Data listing
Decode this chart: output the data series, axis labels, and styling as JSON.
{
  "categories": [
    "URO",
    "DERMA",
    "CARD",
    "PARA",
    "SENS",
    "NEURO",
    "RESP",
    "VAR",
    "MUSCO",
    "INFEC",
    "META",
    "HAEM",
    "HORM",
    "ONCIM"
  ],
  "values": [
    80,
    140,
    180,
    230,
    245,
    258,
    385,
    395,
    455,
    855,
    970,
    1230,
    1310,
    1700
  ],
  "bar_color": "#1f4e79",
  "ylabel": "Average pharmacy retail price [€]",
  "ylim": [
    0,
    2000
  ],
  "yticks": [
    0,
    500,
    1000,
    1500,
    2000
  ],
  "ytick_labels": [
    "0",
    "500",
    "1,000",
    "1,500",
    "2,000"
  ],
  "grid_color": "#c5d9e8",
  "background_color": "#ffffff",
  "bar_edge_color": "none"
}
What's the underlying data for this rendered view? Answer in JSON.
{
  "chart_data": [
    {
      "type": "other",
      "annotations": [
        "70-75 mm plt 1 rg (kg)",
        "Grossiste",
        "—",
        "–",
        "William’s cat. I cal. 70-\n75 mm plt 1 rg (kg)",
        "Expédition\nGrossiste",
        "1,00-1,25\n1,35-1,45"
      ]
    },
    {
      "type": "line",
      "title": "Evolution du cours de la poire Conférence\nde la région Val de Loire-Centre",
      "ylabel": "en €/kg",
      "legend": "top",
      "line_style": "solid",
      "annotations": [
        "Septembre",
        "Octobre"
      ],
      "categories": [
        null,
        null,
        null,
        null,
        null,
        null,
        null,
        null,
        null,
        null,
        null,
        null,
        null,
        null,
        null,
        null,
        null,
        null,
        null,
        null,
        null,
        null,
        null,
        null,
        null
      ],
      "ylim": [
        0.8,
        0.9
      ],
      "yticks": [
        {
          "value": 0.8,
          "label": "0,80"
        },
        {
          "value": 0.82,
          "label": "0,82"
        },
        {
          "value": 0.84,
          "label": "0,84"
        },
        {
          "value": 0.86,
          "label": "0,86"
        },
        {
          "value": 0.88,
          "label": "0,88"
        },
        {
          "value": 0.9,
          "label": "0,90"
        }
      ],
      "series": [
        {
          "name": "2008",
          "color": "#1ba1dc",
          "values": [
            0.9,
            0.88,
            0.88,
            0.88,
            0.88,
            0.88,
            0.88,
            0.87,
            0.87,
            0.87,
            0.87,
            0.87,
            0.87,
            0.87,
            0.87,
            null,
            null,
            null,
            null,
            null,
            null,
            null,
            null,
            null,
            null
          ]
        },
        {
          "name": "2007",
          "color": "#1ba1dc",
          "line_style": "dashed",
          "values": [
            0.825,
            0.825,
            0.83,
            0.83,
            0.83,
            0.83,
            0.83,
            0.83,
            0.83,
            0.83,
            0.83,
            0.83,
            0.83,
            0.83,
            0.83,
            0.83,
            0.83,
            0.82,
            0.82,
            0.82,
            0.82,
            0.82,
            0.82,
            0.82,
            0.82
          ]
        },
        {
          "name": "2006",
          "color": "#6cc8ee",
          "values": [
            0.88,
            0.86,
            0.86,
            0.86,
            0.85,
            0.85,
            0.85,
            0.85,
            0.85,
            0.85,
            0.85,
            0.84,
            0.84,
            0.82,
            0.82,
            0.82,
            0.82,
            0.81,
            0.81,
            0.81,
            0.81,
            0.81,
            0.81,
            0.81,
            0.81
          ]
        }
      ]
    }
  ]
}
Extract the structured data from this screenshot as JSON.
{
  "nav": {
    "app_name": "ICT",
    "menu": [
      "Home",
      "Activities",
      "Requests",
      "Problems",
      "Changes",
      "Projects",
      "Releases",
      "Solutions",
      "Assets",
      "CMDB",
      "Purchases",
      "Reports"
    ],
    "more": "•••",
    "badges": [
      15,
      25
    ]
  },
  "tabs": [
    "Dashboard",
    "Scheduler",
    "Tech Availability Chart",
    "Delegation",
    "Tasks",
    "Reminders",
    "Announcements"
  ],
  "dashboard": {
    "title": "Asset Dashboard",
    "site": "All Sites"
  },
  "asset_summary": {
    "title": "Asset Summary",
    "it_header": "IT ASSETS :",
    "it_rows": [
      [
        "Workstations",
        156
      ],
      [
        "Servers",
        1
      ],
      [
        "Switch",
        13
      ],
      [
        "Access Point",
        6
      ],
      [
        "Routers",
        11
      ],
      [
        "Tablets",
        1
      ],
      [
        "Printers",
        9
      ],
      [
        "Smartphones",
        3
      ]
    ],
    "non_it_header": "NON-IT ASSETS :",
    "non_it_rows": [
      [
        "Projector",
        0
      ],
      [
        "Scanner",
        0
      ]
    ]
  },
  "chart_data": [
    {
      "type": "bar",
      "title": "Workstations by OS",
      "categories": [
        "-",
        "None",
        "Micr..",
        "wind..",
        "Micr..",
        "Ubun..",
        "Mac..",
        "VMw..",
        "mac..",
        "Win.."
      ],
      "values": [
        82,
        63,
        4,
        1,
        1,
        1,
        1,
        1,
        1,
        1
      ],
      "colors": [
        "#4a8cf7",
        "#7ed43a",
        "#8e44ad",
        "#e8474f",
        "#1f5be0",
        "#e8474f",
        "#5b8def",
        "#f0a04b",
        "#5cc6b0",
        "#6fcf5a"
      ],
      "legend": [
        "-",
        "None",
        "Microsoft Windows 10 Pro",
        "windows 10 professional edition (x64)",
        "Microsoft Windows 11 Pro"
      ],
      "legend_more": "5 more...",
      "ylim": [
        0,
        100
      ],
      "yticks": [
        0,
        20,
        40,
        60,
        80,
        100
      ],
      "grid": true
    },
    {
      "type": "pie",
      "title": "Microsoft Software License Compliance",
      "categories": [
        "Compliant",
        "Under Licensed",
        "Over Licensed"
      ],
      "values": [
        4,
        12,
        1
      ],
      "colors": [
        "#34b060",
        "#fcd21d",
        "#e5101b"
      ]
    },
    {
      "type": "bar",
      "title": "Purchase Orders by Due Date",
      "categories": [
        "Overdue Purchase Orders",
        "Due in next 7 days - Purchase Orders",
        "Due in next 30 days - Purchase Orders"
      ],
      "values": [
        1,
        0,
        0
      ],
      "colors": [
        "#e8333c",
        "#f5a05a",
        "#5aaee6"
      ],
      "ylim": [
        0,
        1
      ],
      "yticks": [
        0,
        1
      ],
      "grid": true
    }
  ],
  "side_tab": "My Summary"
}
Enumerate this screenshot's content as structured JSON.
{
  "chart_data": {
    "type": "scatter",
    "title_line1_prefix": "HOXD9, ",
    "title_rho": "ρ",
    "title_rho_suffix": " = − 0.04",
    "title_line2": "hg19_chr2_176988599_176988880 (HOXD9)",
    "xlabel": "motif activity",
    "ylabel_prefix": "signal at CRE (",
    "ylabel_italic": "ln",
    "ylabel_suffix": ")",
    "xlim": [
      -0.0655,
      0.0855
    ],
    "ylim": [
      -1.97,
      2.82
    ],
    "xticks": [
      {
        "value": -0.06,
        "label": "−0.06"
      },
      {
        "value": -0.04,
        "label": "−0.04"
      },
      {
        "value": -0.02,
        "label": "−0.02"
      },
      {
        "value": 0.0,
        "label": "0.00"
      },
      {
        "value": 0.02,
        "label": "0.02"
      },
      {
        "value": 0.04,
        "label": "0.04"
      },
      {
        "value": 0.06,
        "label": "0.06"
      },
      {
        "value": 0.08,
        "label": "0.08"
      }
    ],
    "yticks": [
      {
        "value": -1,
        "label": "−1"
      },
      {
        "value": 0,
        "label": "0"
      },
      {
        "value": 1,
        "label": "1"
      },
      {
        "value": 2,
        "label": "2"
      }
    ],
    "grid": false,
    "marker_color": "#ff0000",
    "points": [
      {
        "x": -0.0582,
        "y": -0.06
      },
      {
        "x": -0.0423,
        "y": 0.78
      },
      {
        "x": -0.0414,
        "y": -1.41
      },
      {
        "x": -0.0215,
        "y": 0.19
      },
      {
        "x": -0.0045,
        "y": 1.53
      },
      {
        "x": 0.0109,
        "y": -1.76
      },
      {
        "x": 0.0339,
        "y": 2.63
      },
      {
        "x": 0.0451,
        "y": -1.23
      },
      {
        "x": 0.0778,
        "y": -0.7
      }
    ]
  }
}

→ Direction: Find the string "Microsoft" in the entries above and return each line that holds it.

→ Response:
        "Microsoft Windows 10 Pro",
        "Microsoft Windows 11 Pro"
      "title": "Microsoft Software License Compliance",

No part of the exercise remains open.